Your instructions:
Rewrite the records below with every "volume-bar" changed to "volume-column" and every other character kept the same. Leave out the pictures.
********
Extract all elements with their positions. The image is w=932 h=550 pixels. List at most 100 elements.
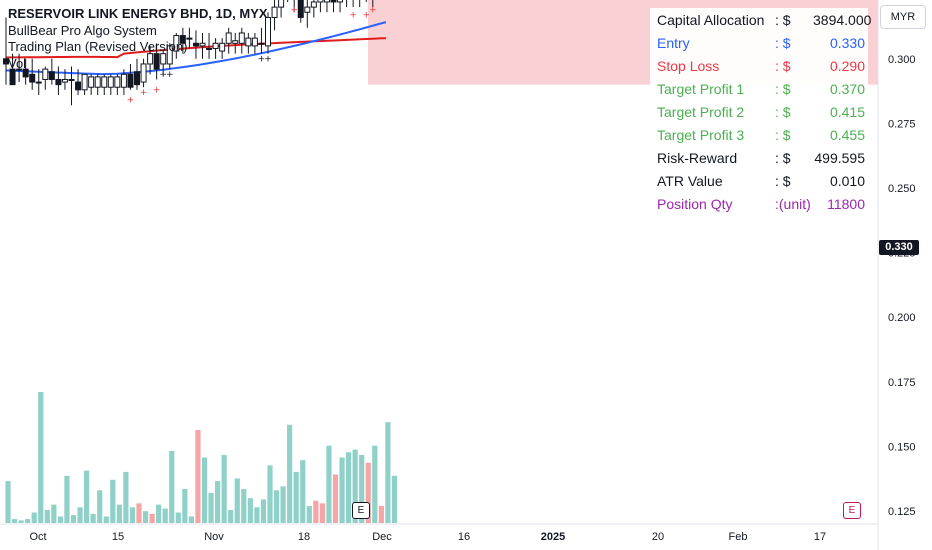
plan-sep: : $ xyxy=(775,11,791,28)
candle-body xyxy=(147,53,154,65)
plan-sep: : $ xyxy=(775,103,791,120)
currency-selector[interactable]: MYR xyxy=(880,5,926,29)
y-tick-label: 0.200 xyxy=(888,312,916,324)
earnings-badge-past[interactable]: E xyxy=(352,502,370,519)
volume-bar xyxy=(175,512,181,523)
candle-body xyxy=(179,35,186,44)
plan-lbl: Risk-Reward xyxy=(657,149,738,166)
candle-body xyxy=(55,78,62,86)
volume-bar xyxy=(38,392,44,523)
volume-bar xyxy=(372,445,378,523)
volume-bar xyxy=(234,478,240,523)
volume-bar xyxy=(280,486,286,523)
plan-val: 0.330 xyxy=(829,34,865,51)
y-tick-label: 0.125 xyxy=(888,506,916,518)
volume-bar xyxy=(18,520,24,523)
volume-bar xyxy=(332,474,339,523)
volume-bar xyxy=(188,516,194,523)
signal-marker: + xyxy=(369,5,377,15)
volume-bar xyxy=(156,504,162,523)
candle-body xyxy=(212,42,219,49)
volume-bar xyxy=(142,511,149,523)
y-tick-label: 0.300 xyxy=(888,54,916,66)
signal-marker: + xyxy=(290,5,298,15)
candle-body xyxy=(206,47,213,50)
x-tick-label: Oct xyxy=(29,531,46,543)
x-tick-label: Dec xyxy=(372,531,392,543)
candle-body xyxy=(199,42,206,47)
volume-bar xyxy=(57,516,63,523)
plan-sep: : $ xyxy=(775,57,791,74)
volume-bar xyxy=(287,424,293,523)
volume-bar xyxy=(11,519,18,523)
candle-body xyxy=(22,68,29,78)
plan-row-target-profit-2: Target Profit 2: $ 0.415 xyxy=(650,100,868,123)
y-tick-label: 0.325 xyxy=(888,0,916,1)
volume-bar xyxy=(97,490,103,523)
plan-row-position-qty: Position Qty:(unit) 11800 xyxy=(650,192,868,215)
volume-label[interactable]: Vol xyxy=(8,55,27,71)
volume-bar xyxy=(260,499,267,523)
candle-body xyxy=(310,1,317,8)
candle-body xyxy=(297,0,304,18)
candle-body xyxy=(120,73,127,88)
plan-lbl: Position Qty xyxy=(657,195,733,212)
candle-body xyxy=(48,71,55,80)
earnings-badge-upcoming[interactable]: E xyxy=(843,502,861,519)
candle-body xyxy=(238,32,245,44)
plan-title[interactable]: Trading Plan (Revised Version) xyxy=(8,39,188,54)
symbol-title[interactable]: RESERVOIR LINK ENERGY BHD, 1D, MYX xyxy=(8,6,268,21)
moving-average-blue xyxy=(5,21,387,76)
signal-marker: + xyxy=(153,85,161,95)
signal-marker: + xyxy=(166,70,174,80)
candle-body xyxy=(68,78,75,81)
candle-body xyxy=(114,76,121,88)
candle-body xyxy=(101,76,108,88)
********
Answer to the exercise:
Extract all elements with their positions. The image is w=932 h=550 pixels. List at most 100 elements.
plan-sep: : $ xyxy=(775,11,791,28)
candle-body xyxy=(147,53,154,65)
plan-sep: : $ xyxy=(775,103,791,120)
currency-selector[interactable]: MYR xyxy=(880,5,926,29)
y-tick-label: 0.200 xyxy=(888,312,916,324)
earnings-badge-past[interactable]: E xyxy=(352,502,370,519)
volume-column xyxy=(175,512,181,523)
candle-body xyxy=(179,35,186,44)
plan-lbl: Risk-Reward xyxy=(657,149,738,166)
candle-body xyxy=(55,78,62,86)
volume-column xyxy=(38,392,44,523)
volume-column xyxy=(372,445,378,523)
volume-column xyxy=(234,478,240,523)
volume-column xyxy=(280,486,286,523)
plan-val: 0.330 xyxy=(829,34,865,51)
y-tick-label: 0.125 xyxy=(888,506,916,518)
volume-column xyxy=(18,520,24,523)
volume-column xyxy=(332,474,339,523)
volume-column xyxy=(188,516,194,523)
signal-marker: + xyxy=(369,5,377,15)
volume-column xyxy=(156,504,162,523)
candle-body xyxy=(212,42,219,49)
volume-column xyxy=(142,511,149,523)
y-tick-label: 0.300 xyxy=(888,54,916,66)
signal-marker: + xyxy=(290,5,298,15)
candle-body xyxy=(206,47,213,50)
x-tick-label: Oct xyxy=(29,531,46,543)
x-tick-label: Dec xyxy=(372,531,392,543)
candle-body xyxy=(199,42,206,47)
volume-column xyxy=(57,516,63,523)
plan-sep: : $ xyxy=(775,57,791,74)
volume-column xyxy=(287,424,293,523)
volume-column xyxy=(11,519,18,523)
candle-body xyxy=(22,68,29,78)
plan-row-target-profit-2: Target Profit 2: $ 0.415 xyxy=(650,100,868,123)
y-tick-label: 0.325 xyxy=(888,0,916,1)
volume-column xyxy=(97,490,103,523)
plan-row-position-qty: Position Qty:(unit) 11800 xyxy=(650,192,868,215)
volume-label[interactable]: Vol xyxy=(8,55,27,71)
volume-column xyxy=(260,499,267,523)
candle-body xyxy=(310,1,317,8)
candle-body xyxy=(297,0,304,18)
candle-body xyxy=(120,73,127,88)
plan-lbl: Position Qty xyxy=(657,195,733,212)
candle-body xyxy=(48,71,55,80)
earnings-badge-upcoming[interactable]: E xyxy=(843,502,861,519)
candle-body xyxy=(238,32,245,44)
plan-title[interactable]: Trading Plan (Revised Version) xyxy=(8,39,188,54)
symbol-title[interactable]: RESERVOIR LINK ENERGY BHD, 1D, MYX xyxy=(8,6,268,21)
moving-average-blue xyxy=(5,21,387,76)
signal-marker: + xyxy=(153,85,161,95)
signal-marker: + xyxy=(166,70,174,80)
candle-body xyxy=(68,78,75,81)
candle-body xyxy=(114,76,121,88)
candle-body xyxy=(101,76,108,88)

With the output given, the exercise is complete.